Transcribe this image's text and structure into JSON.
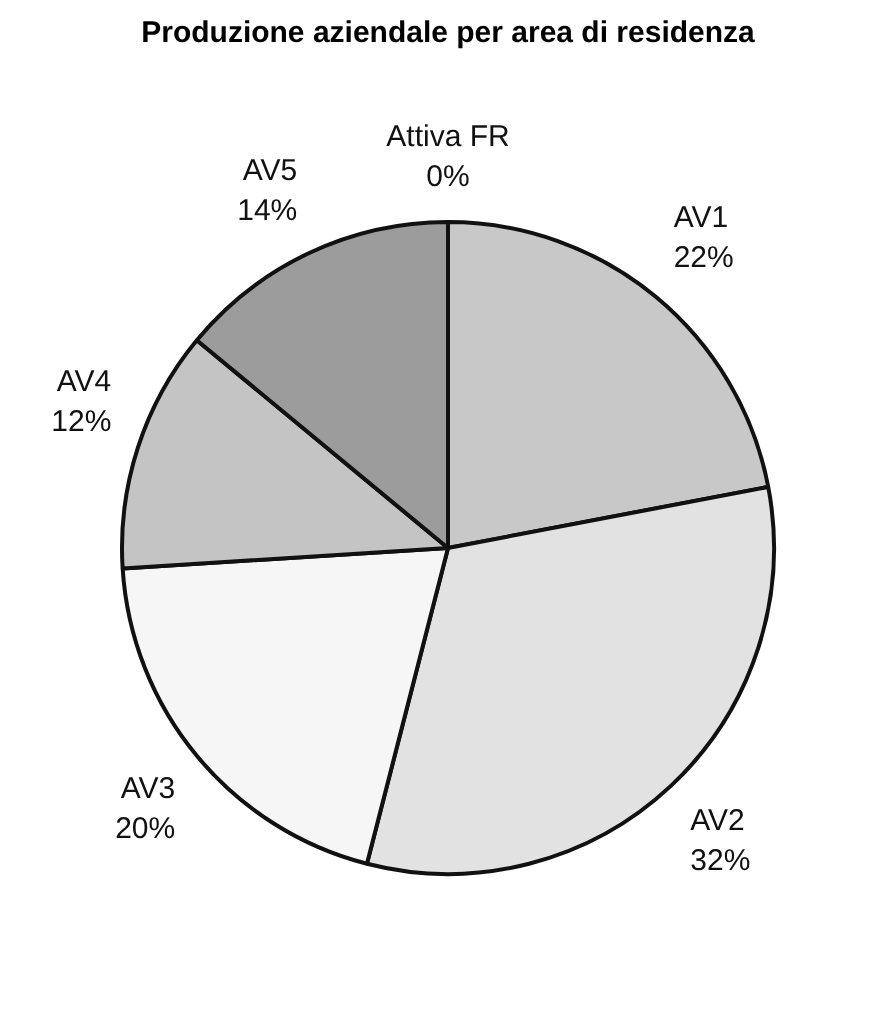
{
  "chart_data": {
    "type": "pie",
    "title": "Produzione aziendale per area di residenza",
    "categories": [
      "AV1",
      "AV2",
      "AV3",
      "AV4",
      "AV5",
      "Attiva FR"
    ],
    "values": [
      22,
      32,
      20,
      12,
      14,
      0
    ],
    "value_labels": [
      "22%",
      "32%",
      "20%",
      "12%",
      "14%",
      "0%"
    ],
    "colors": [
      "#c8c8c8",
      "#e2e2e2",
      "#f6f6f6",
      "#c4c4c4",
      "#9c9c9c",
      "#ffffff"
    ],
    "legend": false
  }
}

● INSTRUCTION
Omit the pictures. Output every record above word for word.

● WRITTEN SOLUTION
Transcribe this image's text and structure into JSON.
{
  "chart_data": {
    "type": "pie",
    "title": "Produzione aziendale per area di residenza",
    "categories": [
      "AV1",
      "AV2",
      "AV3",
      "AV4",
      "AV5",
      "Attiva FR"
    ],
    "values": [
      22,
      32,
      20,
      12,
      14,
      0
    ],
    "value_labels": [
      "22%",
      "32%",
      "20%",
      "12%",
      "14%",
      "0%"
    ],
    "colors": [
      "#c8c8c8",
      "#e2e2e2",
      "#f6f6f6",
      "#c4c4c4",
      "#9c9c9c",
      "#ffffff"
    ],
    "legend": false
  }
}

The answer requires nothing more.